Problem description.
Gather up the lines with the word "text" in them.

+===+

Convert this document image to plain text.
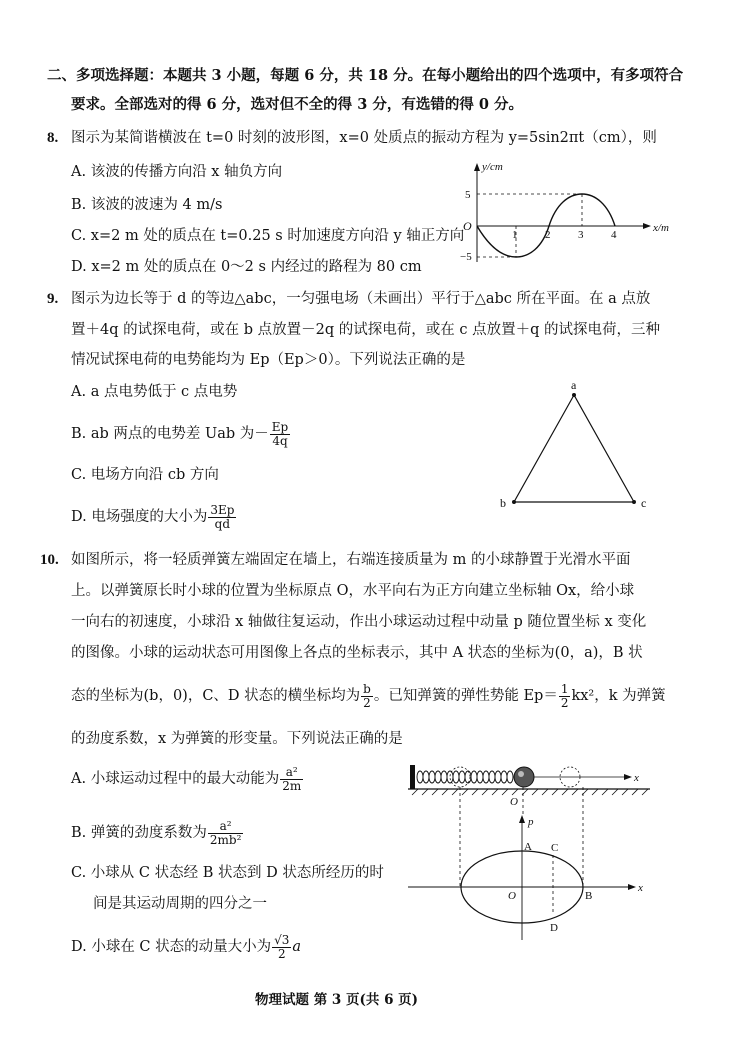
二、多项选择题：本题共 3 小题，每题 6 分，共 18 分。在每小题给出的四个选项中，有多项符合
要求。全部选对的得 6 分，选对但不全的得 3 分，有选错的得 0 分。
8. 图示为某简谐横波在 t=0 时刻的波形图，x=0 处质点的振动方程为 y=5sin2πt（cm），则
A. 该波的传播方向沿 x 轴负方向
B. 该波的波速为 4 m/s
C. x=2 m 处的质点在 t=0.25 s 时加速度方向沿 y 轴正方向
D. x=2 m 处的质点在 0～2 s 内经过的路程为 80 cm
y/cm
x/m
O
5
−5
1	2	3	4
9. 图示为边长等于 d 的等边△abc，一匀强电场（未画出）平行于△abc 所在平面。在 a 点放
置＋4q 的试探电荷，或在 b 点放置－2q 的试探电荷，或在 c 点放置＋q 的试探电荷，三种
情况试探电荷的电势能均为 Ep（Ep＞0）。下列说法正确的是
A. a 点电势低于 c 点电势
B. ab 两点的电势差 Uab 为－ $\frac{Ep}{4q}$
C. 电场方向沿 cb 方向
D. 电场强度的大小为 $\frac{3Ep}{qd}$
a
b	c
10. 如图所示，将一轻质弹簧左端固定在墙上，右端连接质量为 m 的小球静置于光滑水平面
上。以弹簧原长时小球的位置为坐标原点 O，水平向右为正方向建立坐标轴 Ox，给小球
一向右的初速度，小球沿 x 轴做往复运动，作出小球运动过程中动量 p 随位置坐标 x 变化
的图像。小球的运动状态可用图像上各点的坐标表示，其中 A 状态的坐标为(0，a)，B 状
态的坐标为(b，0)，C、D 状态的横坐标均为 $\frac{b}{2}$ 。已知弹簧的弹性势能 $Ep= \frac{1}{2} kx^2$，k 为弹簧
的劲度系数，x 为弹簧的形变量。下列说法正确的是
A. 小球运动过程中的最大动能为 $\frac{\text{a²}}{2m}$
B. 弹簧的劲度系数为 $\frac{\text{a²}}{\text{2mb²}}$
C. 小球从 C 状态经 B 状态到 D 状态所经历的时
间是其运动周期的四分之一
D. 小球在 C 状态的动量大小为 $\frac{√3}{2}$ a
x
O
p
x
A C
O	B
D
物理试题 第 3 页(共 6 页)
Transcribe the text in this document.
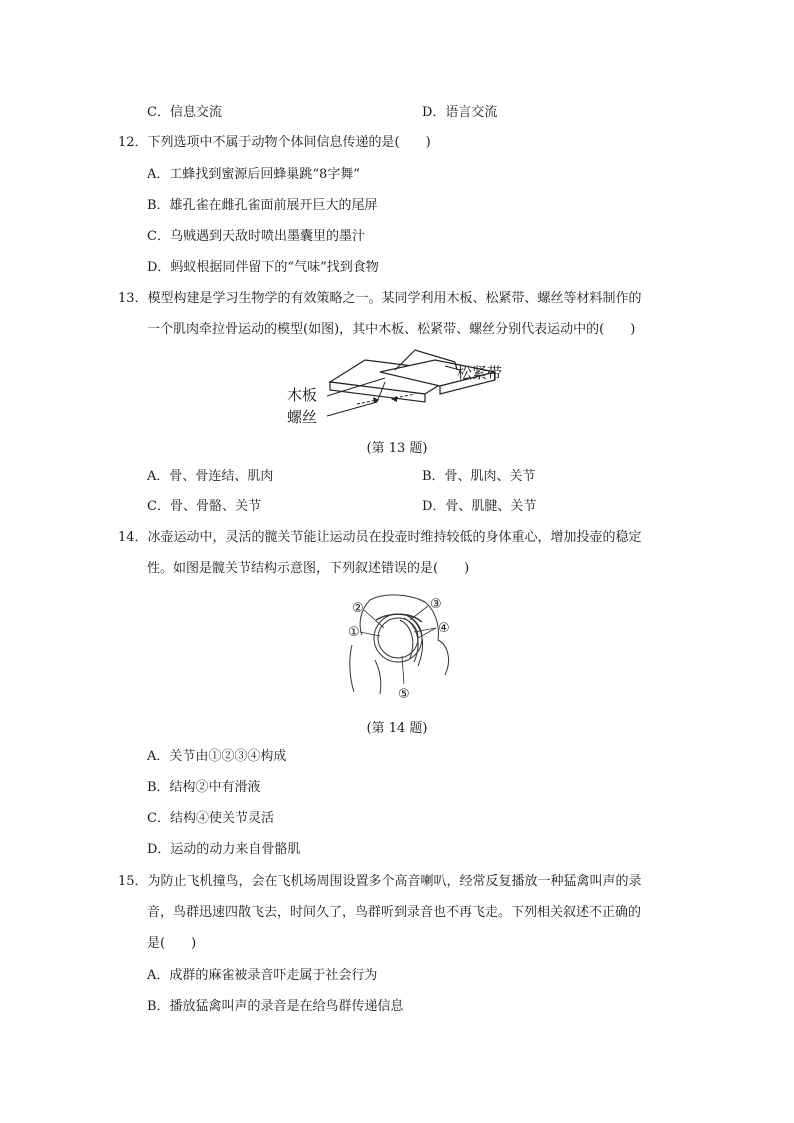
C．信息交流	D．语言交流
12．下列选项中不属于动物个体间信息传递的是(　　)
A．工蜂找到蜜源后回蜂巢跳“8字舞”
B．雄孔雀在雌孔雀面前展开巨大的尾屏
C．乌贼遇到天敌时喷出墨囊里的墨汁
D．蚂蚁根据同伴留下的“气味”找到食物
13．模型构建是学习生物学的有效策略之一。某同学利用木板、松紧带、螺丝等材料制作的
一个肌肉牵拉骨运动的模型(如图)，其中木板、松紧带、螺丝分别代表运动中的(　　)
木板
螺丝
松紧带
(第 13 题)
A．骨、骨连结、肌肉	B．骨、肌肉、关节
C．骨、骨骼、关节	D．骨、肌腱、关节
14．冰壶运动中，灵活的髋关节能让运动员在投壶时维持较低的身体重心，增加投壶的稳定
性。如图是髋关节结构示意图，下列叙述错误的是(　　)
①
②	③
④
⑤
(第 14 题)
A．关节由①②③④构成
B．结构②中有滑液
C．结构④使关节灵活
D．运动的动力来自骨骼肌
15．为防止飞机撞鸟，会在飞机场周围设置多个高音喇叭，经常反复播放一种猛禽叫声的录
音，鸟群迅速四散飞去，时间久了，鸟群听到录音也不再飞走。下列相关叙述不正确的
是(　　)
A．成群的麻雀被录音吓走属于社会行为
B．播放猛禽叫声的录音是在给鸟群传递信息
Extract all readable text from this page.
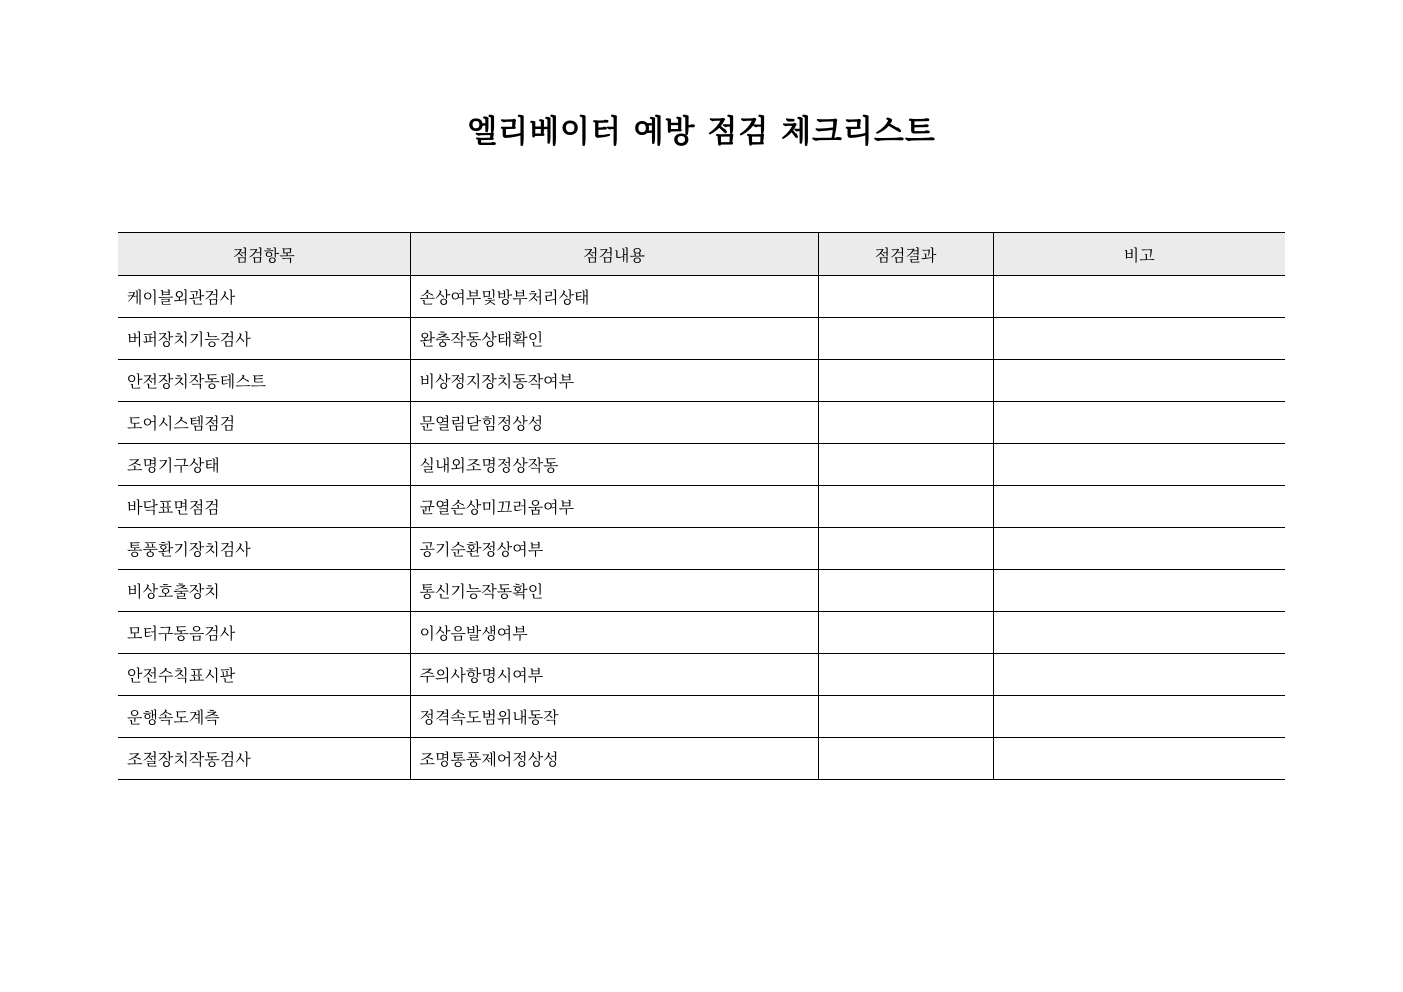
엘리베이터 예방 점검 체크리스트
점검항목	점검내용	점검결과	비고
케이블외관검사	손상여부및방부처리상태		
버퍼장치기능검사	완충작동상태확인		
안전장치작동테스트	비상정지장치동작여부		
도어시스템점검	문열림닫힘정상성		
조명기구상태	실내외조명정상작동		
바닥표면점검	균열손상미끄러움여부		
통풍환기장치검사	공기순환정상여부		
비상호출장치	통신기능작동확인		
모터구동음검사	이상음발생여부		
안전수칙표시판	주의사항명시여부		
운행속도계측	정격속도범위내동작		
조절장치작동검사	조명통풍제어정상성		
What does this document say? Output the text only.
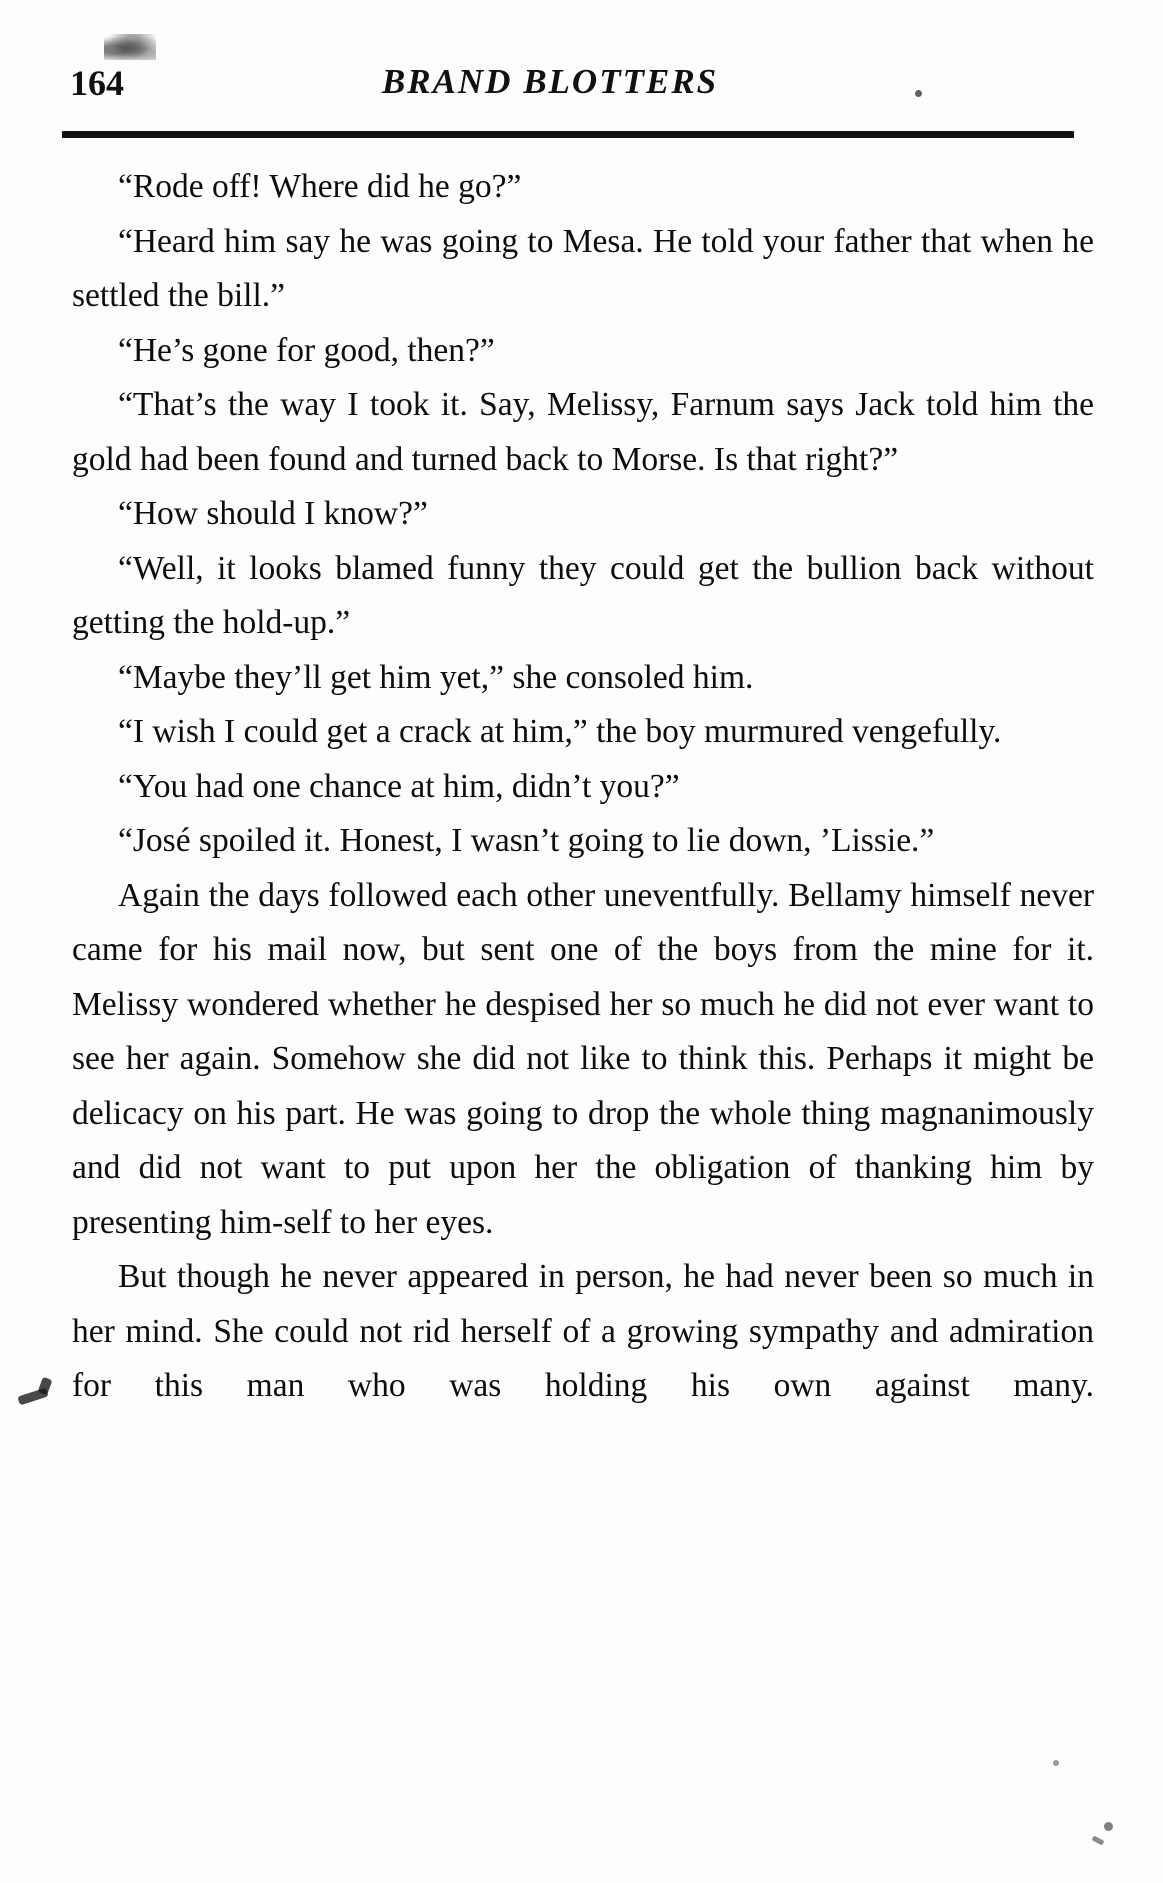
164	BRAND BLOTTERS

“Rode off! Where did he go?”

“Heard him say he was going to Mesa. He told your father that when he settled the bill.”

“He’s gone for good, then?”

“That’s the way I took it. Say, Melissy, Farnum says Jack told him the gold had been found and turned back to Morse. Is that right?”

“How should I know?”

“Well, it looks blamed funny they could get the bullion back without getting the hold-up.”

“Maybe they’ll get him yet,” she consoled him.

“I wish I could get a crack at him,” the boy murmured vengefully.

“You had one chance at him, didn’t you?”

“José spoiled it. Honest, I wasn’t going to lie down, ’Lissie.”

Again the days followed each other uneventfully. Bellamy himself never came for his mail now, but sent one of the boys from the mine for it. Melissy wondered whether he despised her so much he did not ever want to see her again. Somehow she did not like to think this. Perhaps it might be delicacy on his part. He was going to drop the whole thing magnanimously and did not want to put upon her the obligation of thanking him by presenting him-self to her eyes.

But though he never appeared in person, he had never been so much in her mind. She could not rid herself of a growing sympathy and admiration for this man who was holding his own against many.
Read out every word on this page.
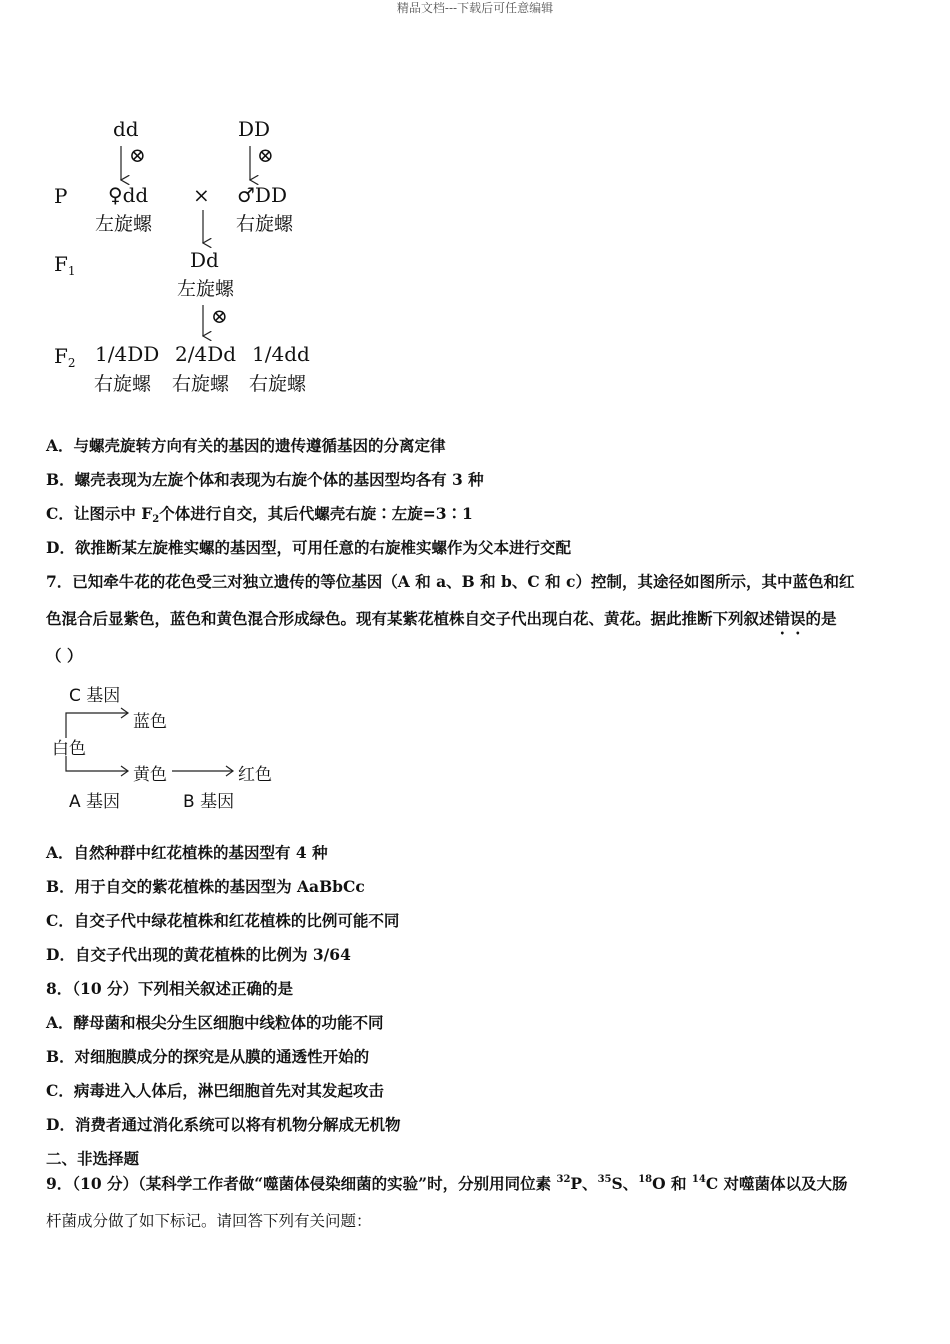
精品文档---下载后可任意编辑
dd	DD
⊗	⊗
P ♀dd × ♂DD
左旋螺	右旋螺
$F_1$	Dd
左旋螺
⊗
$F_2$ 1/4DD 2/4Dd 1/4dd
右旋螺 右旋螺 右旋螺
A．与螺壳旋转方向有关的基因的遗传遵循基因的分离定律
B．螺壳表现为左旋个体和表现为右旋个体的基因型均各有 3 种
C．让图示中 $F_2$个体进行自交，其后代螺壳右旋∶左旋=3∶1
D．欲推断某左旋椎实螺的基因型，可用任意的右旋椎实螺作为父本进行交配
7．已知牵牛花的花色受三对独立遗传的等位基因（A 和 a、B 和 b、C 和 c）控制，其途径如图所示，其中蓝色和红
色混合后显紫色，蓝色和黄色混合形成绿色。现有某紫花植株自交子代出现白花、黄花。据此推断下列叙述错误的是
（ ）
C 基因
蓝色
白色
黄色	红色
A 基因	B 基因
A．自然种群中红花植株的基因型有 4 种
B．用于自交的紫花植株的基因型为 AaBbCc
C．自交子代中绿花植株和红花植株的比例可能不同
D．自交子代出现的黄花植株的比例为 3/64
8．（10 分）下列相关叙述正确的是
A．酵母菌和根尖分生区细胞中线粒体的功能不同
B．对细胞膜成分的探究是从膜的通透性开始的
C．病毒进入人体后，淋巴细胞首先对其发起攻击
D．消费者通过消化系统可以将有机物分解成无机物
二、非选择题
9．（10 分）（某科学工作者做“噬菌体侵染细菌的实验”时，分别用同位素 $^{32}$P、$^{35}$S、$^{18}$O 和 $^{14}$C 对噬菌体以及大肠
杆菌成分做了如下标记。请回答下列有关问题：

+===+

Response below.
Convert this document image to plain text.
A. 小球运动过程中的最大动能为 $\frac{\text{a²}}{2m}$
B. 弹簧的劲度系数为 $\frac{\text{a²}}{\text{2mb²}}$
Transcribe the text in this document.
Extract all readable text from this page.
What does this document say? Output the text only.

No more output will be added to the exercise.